**What you should do**
Print the listing as it stands, omitting all images.

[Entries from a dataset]
-*-
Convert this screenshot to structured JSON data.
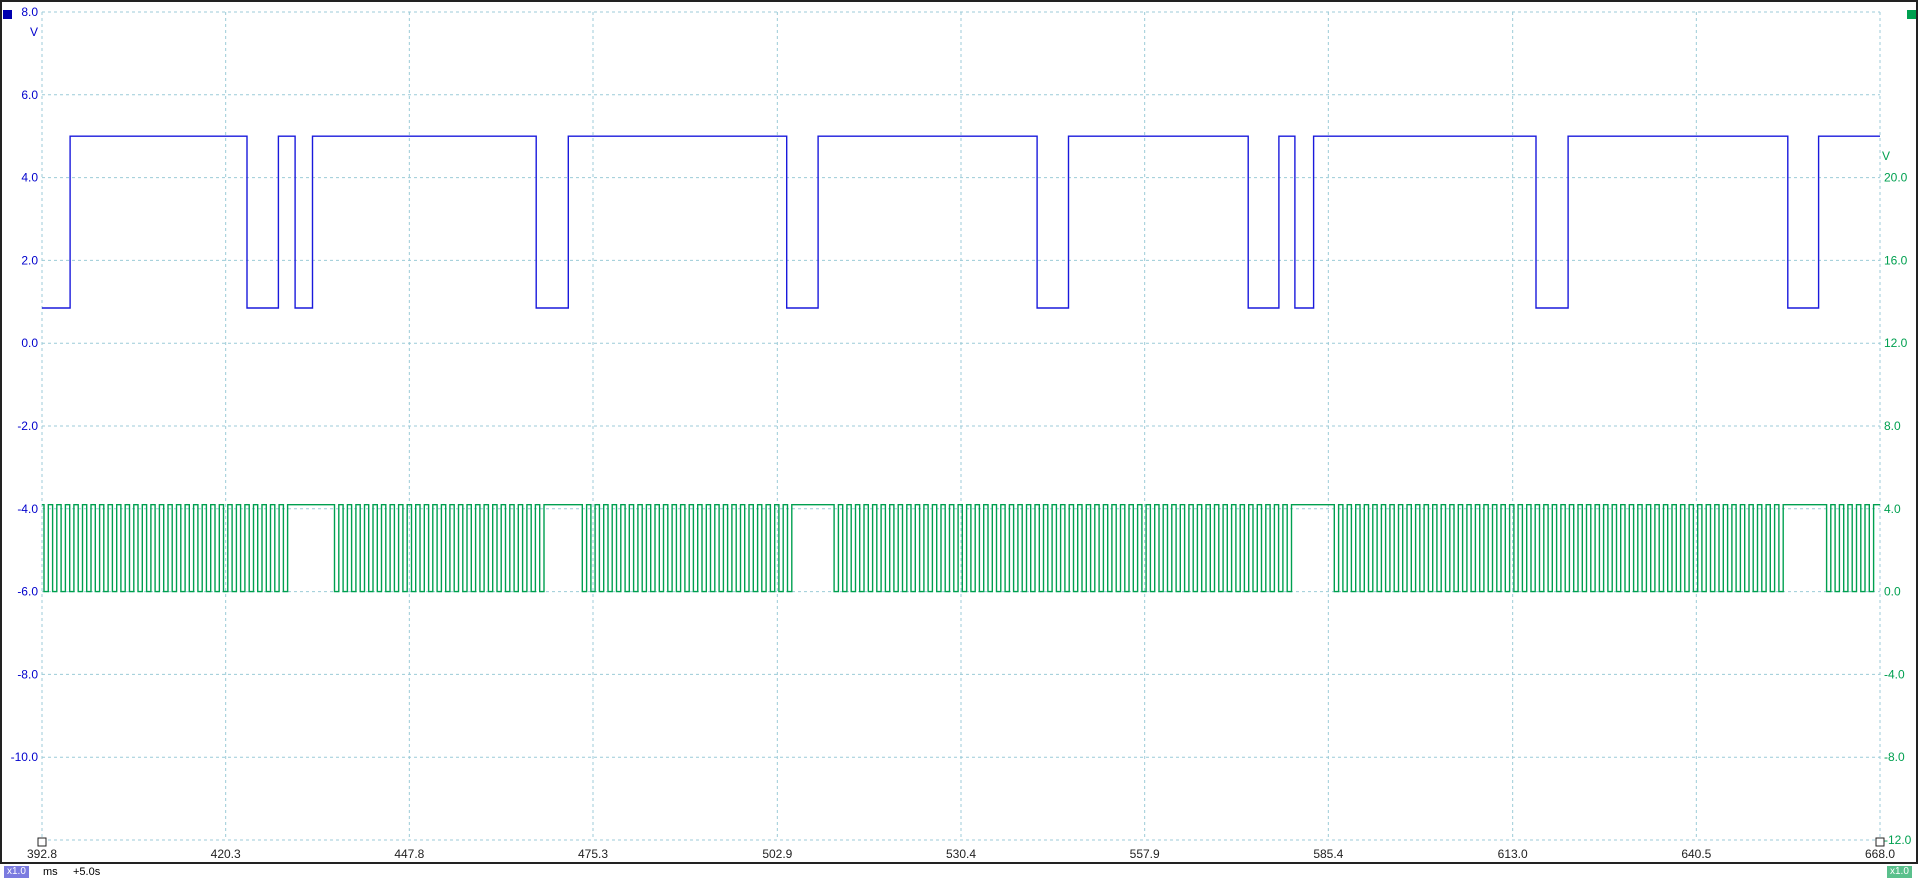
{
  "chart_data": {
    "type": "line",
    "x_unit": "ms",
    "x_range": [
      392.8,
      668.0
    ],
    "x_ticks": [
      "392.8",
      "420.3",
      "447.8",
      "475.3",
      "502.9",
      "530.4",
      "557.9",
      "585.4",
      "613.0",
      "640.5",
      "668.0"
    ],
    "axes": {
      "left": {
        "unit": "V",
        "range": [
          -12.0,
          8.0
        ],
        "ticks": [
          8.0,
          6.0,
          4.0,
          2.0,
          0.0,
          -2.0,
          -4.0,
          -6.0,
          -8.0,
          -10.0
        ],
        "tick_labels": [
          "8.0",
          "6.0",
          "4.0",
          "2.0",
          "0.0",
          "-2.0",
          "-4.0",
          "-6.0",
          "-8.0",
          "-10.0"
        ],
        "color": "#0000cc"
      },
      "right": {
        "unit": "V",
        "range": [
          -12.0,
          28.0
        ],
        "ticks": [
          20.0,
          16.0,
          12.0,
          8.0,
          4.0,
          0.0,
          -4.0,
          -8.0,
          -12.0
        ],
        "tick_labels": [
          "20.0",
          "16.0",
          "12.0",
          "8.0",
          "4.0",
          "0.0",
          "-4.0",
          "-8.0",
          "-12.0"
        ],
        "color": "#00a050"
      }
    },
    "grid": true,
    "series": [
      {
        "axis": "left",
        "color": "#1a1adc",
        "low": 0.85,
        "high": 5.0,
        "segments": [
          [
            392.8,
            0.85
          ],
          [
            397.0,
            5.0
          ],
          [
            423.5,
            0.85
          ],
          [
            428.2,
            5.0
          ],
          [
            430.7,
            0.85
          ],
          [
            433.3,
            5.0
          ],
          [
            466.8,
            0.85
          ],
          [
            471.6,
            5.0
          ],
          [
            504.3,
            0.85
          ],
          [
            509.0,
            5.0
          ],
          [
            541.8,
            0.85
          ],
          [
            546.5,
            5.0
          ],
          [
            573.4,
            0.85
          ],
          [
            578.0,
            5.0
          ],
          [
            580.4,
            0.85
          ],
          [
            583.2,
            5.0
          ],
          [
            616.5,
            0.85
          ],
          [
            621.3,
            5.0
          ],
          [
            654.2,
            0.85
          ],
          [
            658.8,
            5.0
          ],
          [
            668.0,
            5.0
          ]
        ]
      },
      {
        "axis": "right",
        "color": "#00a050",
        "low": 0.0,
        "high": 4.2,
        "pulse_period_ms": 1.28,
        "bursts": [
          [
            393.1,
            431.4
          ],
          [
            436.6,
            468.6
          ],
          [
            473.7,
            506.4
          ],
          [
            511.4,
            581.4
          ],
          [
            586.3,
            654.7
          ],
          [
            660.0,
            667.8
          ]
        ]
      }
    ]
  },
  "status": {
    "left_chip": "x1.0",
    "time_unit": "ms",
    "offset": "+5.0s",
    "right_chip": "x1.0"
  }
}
-*-
**Output of the exercise**
Convert this screenshot to structured JSON data.
{
  "chart_data": {
    "type": "line",
    "x_unit": "ms",
    "x_range": [
      392.8,
      668.0
    ],
    "x_ticks": [
      "392.8",
      "420.3",
      "447.8",
      "475.3",
      "502.9",
      "530.4",
      "557.9",
      "585.4",
      "613.0",
      "640.5",
      "668.0"
    ],
    "axes": {
      "left": {
        "unit": "V",
        "range": [
          -12.0,
          8.0
        ],
        "ticks": [
          8.0,
          6.0,
          4.0,
          2.0,
          0.0,
          -2.0,
          -4.0,
          -6.0,
          -8.0,
          -10.0
        ],
        "tick_labels": [
          "8.0",
          "6.0",
          "4.0",
          "2.0",
          "0.0",
          "-2.0",
          "-4.0",
          "-6.0",
          "-8.0",
          "-10.0"
        ],
        "color": "#0000cc"
      },
      "right": {
        "unit": "V",
        "range": [
          -12.0,
          28.0
        ],
        "ticks": [
          20.0,
          16.0,
          12.0,
          8.0,
          4.0,
          0.0,
          -4.0,
          -8.0,
          -12.0
        ],
        "tick_labels": [
          "20.0",
          "16.0",
          "12.0",
          "8.0",
          "4.0",
          "0.0",
          "-4.0",
          "-8.0",
          "-12.0"
        ],
        "color": "#00a050"
      }
    },
    "grid": true,
    "series": [
      {
        "axis": "left",
        "color": "#1a1adc",
        "low": 0.85,
        "high": 5.0,
        "segments": [
          [
            392.8,
            0.85
          ],
          [
            397.0,
            5.0
          ],
          [
            423.5,
            0.85
          ],
          [
            428.2,
            5.0
          ],
          [
            430.7,
            0.85
          ],
          [
            433.3,
            5.0
          ],
          [
            466.8,
            0.85
          ],
          [
            471.6,
            5.0
          ],
          [
            504.3,
            0.85
          ],
          [
            509.0,
            5.0
          ],
          [
            541.8,
            0.85
          ],
          [
            546.5,
            5.0
          ],
          [
            573.4,
            0.85
          ],
          [
            578.0,
            5.0
          ],
          [
            580.4,
            0.85
          ],
          [
            583.2,
            5.0
          ],
          [
            616.5,
            0.85
          ],
          [
            621.3,
            5.0
          ],
          [
            654.2,
            0.85
          ],
          [
            658.8,
            5.0
          ],
          [
            668.0,
            5.0
          ]
        ]
      },
      {
        "axis": "right",
        "color": "#00a050",
        "low": 0.0,
        "high": 4.2,
        "pulse_period_ms": 1.28,
        "bursts": [
          [
            393.1,
            431.4
          ],
          [
            436.6,
            468.6
          ],
          [
            473.7,
            506.4
          ],
          [
            511.4,
            581.4
          ],
          [
            586.3,
            654.7
          ],
          [
            660.0,
            667.8
          ]
        ]
      }
    ]
  },
  "status": {
    "left_chip": "x1.0",
    "time_unit": "ms",
    "offset": "+5.0s",
    "right_chip": "x1.0"
  }
}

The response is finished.